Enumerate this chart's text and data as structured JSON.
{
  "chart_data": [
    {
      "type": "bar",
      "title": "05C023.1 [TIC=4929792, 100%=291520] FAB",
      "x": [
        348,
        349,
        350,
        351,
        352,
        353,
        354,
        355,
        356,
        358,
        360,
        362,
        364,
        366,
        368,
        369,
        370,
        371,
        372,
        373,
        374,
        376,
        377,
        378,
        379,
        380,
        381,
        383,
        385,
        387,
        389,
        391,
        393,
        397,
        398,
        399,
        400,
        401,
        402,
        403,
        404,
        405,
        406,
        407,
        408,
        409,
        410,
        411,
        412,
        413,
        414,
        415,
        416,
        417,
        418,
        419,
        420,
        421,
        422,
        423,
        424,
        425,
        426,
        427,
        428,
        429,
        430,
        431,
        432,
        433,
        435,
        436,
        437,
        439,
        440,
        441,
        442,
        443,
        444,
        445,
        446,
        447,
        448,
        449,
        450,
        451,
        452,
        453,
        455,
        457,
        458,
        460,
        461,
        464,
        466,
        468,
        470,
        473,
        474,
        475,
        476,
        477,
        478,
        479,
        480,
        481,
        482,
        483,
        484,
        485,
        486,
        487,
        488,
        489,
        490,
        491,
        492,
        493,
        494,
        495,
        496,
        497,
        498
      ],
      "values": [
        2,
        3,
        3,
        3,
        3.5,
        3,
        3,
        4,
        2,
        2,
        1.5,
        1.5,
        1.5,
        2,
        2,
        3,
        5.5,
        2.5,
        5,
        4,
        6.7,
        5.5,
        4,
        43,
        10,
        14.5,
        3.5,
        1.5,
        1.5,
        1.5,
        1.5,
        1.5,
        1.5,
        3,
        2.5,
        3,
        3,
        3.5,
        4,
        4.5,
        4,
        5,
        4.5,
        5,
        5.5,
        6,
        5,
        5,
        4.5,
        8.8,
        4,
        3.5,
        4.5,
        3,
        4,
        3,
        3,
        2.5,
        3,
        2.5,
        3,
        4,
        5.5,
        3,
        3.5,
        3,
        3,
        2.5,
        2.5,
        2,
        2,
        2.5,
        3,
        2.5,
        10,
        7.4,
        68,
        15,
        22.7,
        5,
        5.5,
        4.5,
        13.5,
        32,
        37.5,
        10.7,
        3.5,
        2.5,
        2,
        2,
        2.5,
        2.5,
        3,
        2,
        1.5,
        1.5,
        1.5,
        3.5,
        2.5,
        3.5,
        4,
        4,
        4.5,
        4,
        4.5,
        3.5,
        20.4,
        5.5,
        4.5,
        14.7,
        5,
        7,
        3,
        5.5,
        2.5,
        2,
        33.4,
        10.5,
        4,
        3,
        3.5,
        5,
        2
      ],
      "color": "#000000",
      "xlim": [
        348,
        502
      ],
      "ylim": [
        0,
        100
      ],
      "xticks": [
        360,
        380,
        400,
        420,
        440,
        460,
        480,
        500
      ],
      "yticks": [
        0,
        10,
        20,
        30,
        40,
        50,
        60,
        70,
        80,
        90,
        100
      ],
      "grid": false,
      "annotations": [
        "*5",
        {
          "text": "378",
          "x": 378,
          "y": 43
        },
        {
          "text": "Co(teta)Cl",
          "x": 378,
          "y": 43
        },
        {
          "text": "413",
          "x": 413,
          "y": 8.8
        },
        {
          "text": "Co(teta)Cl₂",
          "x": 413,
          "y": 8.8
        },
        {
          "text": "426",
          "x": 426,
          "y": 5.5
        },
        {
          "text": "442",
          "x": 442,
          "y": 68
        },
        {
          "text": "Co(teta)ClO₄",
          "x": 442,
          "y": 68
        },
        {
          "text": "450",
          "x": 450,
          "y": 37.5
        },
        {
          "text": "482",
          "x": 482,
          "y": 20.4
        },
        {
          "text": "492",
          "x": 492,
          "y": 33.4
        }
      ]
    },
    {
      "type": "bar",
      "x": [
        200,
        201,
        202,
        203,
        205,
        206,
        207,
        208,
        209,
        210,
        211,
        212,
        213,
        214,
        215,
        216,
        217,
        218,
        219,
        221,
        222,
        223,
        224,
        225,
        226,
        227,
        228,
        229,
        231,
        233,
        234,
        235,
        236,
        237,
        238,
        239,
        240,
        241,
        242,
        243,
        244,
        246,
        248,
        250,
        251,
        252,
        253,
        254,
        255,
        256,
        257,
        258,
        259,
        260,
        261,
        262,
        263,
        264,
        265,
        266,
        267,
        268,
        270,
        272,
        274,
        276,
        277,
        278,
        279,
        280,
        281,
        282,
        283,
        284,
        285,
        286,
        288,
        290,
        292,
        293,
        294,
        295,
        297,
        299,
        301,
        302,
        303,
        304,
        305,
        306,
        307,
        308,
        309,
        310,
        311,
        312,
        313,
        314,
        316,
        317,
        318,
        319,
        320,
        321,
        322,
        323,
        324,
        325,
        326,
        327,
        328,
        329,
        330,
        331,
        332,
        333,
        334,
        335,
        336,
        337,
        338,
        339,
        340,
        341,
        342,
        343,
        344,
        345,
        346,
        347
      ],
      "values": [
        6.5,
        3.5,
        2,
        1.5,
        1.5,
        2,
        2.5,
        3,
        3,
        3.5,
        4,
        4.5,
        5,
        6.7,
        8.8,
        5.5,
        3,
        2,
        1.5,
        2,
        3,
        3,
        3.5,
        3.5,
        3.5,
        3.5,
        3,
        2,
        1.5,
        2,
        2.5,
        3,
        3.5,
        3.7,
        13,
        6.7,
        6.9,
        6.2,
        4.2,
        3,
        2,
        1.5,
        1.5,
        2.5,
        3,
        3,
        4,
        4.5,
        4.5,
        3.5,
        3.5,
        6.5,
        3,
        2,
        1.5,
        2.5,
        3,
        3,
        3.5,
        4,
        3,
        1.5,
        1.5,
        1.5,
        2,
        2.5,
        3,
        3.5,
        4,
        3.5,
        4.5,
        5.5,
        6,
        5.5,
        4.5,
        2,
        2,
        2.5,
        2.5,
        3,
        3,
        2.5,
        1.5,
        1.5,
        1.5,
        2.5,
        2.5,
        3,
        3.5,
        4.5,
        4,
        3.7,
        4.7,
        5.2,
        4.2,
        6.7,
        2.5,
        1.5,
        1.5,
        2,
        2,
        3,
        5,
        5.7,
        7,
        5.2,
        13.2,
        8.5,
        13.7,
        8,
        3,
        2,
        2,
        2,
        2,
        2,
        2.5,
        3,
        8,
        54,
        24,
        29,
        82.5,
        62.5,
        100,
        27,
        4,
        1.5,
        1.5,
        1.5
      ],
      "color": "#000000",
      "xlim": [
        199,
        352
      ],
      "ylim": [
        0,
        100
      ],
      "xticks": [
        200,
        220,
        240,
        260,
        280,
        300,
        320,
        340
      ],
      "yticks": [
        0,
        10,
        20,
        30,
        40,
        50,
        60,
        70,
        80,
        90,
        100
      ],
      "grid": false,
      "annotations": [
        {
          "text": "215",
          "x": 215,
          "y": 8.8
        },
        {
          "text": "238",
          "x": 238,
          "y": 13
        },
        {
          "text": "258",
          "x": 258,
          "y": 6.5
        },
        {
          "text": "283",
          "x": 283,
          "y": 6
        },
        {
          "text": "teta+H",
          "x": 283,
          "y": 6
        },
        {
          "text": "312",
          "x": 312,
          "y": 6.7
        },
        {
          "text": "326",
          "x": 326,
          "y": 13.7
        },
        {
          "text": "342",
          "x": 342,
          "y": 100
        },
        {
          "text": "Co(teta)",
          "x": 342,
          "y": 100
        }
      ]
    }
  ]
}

+-------+

Short problem
Give every line of the material that includes the string "teta".

Response to the task
          "text": "Co(teta)Cl",
          "text": "Co(teta)Cl₂",
          "text": "Co(teta)ClO₄",
          "text": "teta+H",
          "text": "Co(teta)",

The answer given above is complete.